AIM OF THE TASK: Write down each entry again, exactly as it reads.

RECORDS SUPPLIED:
========================================

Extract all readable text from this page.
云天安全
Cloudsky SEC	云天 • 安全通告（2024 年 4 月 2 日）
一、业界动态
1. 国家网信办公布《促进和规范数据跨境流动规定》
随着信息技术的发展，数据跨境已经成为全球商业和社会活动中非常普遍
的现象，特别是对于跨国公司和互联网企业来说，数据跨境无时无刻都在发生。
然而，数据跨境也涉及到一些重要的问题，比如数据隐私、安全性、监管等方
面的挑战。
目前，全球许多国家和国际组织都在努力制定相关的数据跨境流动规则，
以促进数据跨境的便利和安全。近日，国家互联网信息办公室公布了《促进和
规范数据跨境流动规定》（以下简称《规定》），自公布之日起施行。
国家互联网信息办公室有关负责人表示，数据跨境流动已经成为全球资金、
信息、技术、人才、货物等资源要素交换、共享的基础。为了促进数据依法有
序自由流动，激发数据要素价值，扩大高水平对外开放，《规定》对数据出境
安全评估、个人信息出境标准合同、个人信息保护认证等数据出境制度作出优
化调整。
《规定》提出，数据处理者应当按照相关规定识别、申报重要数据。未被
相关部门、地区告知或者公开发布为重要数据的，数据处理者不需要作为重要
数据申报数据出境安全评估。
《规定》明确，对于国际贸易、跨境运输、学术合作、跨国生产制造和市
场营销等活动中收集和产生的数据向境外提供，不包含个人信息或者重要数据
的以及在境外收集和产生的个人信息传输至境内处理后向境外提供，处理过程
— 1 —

========================================

IN RESPONSE:
Extract all readable text from this page.
云天安全
Cloudsky SEC	云天 • 安全通告（2024 年 4 月 2 日）
一、业界动态
1. 国家网信办公布《促进和规范数据跨境流动规定》
随着信息技术的发展，数据跨境已经成为全球商业和社会活动中非常普遍
的现象，特别是对于跨国公司和互联网企业来说，数据跨境无时无刻都在发生。
然而，数据跨境也涉及到一些重要的问题，比如数据隐私、安全性、监管等方
面的挑战。
目前，全球许多国家和国际组织都在努力制定相关的数据跨境流动规则，
以促进数据跨境的便利和安全。近日，国家互联网信息办公室公布了《促进和
规范数据跨境流动规定》（以下简称《规定》），自公布之日起施行。
国家互联网信息办公室有关负责人表示，数据跨境流动已经成为全球资金、
信息、技术、人才、货物等资源要素交换、共享的基础。为了促进数据依法有
序自由流动，激发数据要素价值，扩大高水平对外开放，《规定》对数据出境
安全评估、个人信息出境标准合同、个人信息保护认证等数据出境制度作出优
化调整。
《规定》提出，数据处理者应当按照相关规定识别、申报重要数据。未被
相关部门、地区告知或者公开发布为重要数据的，数据处理者不需要作为重要
数据申报数据出境安全评估。
《规定》明确，对于国际贸易、跨境运输、学术合作、跨国生产制造和市
场营销等活动中收集和产生的数据向境外提供，不包含个人信息或者重要数据
的以及在境外收集和产生的个人信息传输至境内处理后向境外提供，处理过程
— 1 —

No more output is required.